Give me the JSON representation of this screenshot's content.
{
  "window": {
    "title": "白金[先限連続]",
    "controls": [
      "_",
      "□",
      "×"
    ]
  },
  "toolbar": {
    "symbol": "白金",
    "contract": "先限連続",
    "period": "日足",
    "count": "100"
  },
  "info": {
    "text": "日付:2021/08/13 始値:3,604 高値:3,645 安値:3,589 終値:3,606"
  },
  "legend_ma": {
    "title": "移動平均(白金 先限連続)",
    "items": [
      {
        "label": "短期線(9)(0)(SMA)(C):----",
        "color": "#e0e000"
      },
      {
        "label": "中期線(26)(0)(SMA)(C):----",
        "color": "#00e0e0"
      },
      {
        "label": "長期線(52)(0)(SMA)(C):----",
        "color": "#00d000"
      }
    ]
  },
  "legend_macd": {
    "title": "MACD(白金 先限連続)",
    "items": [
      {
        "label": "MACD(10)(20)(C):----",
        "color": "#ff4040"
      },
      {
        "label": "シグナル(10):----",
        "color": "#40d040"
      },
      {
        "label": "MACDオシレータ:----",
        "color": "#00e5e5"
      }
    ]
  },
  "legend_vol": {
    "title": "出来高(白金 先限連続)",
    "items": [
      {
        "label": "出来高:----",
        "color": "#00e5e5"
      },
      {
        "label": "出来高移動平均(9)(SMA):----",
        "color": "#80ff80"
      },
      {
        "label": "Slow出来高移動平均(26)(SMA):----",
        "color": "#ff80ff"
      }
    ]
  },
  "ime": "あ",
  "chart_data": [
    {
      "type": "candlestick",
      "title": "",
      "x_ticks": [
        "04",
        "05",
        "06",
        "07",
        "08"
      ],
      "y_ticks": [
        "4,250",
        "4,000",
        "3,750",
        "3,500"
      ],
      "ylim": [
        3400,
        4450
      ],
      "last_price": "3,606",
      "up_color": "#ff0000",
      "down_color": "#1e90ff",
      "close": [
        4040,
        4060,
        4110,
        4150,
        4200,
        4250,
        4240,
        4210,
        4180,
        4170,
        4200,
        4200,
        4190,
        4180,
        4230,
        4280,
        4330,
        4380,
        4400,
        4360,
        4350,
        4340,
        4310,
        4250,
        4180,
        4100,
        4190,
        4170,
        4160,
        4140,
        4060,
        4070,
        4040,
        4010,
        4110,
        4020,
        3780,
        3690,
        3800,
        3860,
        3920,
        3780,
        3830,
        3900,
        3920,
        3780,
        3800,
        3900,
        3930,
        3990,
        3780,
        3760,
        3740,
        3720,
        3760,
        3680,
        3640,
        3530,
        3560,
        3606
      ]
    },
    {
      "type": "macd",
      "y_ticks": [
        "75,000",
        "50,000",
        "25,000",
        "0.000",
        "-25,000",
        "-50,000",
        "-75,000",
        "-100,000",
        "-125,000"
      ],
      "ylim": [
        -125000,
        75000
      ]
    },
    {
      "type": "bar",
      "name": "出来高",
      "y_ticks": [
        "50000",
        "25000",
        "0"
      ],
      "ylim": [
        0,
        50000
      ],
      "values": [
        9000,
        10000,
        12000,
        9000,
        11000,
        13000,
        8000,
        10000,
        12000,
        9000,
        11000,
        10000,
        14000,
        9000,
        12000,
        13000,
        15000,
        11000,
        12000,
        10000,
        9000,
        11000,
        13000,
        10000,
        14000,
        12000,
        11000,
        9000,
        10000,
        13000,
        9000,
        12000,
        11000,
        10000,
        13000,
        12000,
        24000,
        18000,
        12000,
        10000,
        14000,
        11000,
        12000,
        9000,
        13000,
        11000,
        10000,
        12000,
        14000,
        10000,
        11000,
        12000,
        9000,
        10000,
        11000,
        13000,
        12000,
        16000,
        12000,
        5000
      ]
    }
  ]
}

.....

* Instructions for the task *
Transcribe every entry word for word.

* Exercise response *
Give me the JSON representation of this screenshot's content.
{
  "window": {
    "title": "白金[先限連続]",
    "controls": [
      "_",
      "□",
      "×"
    ]
  },
  "toolbar": {
    "symbol": "白金",
    "contract": "先限連続",
    "period": "日足",
    "count": "100"
  },
  "info": {
    "text": "日付:2021/08/13 始値:3,604 高値:3,645 安値:3,589 終値:3,606"
  },
  "legend_ma": {
    "title": "移動平均(白金 先限連続)",
    "items": [
      {
        "label": "短期線(9)(0)(SMA)(C):----",
        "color": "#e0e000"
      },
      {
        "label": "中期線(26)(0)(SMA)(C):----",
        "color": "#00e0e0"
      },
      {
        "label": "長期線(52)(0)(SMA)(C):----",
        "color": "#00d000"
      }
    ]
  },
  "legend_macd": {
    "title": "MACD(白金 先限連続)",
    "items": [
      {
        "label": "MACD(10)(20)(C):----",
        "color": "#ff4040"
      },
      {
        "label": "シグナル(10):----",
        "color": "#40d040"
      },
      {
        "label": "MACDオシレータ:----",
        "color": "#00e5e5"
      }
    ]
  },
  "legend_vol": {
    "title": "出来高(白金 先限連続)",
    "items": [
      {
        "label": "出来高:----",
        "color": "#00e5e5"
      },
      {
        "label": "出来高移動平均(9)(SMA):----",
        "color": "#80ff80"
      },
      {
        "label": "Slow出来高移動平均(26)(SMA):----",
        "color": "#ff80ff"
      }
    ]
  },
  "ime": "あ",
  "chart_data": [
    {
      "type": "candlestick",
      "title": "",
      "x_ticks": [
        "04",
        "05",
        "06",
        "07",
        "08"
      ],
      "y_ticks": [
        "4,250",
        "4,000",
        "3,750",
        "3,500"
      ],
      "ylim": [
        3400,
        4450
      ],
      "last_price": "3,606",
      "up_color": "#ff0000",
      "down_color": "#1e90ff",
      "close": [
        4040,
        4060,
        4110,
        4150,
        4200,
        4250,
        4240,
        4210,
        4180,
        4170,
        4200,
        4200,
        4190,
        4180,
        4230,
        4280,
        4330,
        4380,
        4400,
        4360,
        4350,
        4340,
        4310,
        4250,
        4180,
        4100,
        4190,
        4170,
        4160,
        4140,
        4060,
        4070,
        4040,
        4010,
        4110,
        4020,
        3780,
        3690,
        3800,
        3860,
        3920,
        3780,
        3830,
        3900,
        3920,
        3780,
        3800,
        3900,
        3930,
        3990,
        3780,
        3760,
        3740,
        3720,
        3760,
        3680,
        3640,
        3530,
        3560,
        3606
      ]
    },
    {
      "type": "macd",
      "y_ticks": [
        "75,000",
        "50,000",
        "25,000",
        "0.000",
        "-25,000",
        "-50,000",
        "-75,000",
        "-100,000",
        "-125,000"
      ],
      "ylim": [
        -125000,
        75000
      ]
    },
    {
      "type": "bar",
      "name": "出来高",
      "y_ticks": [
        "50000",
        "25000",
        "0"
      ],
      "ylim": [
        0,
        50000
      ],
      "values": [
        9000,
        10000,
        12000,
        9000,
        11000,
        13000,
        8000,
        10000,
        12000,
        9000,
        11000,
        10000,
        14000,
        9000,
        12000,
        13000,
        15000,
        11000,
        12000,
        10000,
        9000,
        11000,
        13000,
        10000,
        14000,
        12000,
        11000,
        9000,
        10000,
        13000,
        9000,
        12000,
        11000,
        10000,
        13000,
        12000,
        24000,
        18000,
        12000,
        10000,
        14000,
        11000,
        12000,
        9000,
        13000,
        11000,
        10000,
        12000,
        14000,
        10000,
        11000,
        12000,
        9000,
        10000,
        11000,
        13000,
        12000,
        16000,
        12000,
        5000
      ]
    }
  ]
}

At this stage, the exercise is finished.